+++ EXCERPTED TEXT +++
So I adapted this argument from one that assumes a closed interval, but I can't see why the arguement fails (even though I think it should) if we're talking about an open interval

Theorem if $f$ is continuous on $(a,b)$, then $\exists y \in (a,b)$ such that $f(y) \geq f$

Let $A = \big \{ f(x) : x \in (a, b) \big \}$

$A$ is bounded, and obviously not empty. Hence there exists $\alpha = \text{sup} \ A$

Suppose $\alpha \not \in A$, and therefore $\alpha > f(x)$

Consider $(g \circ f) (x) = \dfrac{1}{\alpha - f(x)}$

We know $\alpha - f(x) \in \mathbb{P}$, therefore $g$ is cts. everywhere

Consider $\alpha - \epsilon < b$. It is certainly not an upper bound, and so there exists $f(x') \in A$ where $f(x') > \alpha - \epsilon$.
+++ EXTRACTED MATERIAL +++
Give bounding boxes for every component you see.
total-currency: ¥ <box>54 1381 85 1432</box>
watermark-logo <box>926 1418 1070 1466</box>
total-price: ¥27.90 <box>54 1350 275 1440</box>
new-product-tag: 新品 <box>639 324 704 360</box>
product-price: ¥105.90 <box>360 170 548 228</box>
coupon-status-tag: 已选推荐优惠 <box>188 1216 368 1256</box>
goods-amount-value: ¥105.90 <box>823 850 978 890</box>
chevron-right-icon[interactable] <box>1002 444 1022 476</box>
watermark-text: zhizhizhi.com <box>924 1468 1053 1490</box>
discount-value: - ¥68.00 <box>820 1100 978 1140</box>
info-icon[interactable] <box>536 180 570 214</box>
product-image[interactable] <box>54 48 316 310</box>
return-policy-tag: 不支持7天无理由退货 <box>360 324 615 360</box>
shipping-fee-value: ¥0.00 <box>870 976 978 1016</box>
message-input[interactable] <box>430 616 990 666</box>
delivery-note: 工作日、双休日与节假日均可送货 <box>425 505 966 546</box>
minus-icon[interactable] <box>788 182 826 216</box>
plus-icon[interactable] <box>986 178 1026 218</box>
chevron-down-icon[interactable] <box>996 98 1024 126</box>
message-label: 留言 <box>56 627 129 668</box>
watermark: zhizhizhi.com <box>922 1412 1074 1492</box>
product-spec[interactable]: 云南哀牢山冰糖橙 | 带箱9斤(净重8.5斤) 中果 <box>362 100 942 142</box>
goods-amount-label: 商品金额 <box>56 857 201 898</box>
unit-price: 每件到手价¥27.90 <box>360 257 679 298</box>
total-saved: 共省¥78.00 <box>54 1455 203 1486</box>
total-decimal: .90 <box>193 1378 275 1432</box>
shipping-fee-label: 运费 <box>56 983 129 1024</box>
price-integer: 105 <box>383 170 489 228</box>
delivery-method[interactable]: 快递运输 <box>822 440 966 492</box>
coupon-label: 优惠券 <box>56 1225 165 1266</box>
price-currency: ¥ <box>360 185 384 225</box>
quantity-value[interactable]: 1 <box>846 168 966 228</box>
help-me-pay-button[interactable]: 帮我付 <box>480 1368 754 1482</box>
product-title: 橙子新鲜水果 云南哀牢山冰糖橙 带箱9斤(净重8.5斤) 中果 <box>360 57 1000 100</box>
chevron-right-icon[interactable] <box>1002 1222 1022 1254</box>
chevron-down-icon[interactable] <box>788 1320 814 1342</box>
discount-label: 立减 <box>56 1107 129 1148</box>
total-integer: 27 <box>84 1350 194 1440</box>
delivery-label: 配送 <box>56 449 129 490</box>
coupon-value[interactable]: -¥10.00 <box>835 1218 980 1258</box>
+++
TASK 1
Please answer these questions about the post:
(a) How is the set $A$ defined?
(b) What is $\alpha$ defined to be?
(c) What composite function is considered after supposing $\alpha \not\in A$?
TASK 2
Extract word for word the part of the post between "Let $A = \big" and "where $f(x') > \alpha - \epsilon$.", inclusive.

WRITTEN SOLUTION 1
(a) $A = \{ f(x) : x \in (a, b) \}$
(b) $\alpha = \sup A$
(c) $(g \circ f)(x) = \dfrac{1}{\alpha - f(x)}$

WRITTEN SOLUTION 2
Let $A = \big \{ f(x) : x \in (a, b) \big \}$

$A$ is bounded, and obviously not empty. Hence there exists $\alpha = \text{sup} \ A$

Suppose $\alpha \not \in A$, and therefore $\alpha > f(x)$

Consider $(g \circ f) (x) = \dfrac{1}{\alpha - f(x)}$

We know $\alpha - f(x) \in \mathbb{P}$, therefore $g$ is cts. everywhere

Consider $\alpha - \epsilon < b$. It is certainly not an upper bound, and so there exists $f(x') \in A$ where $f(x') > \alpha - \epsilon$.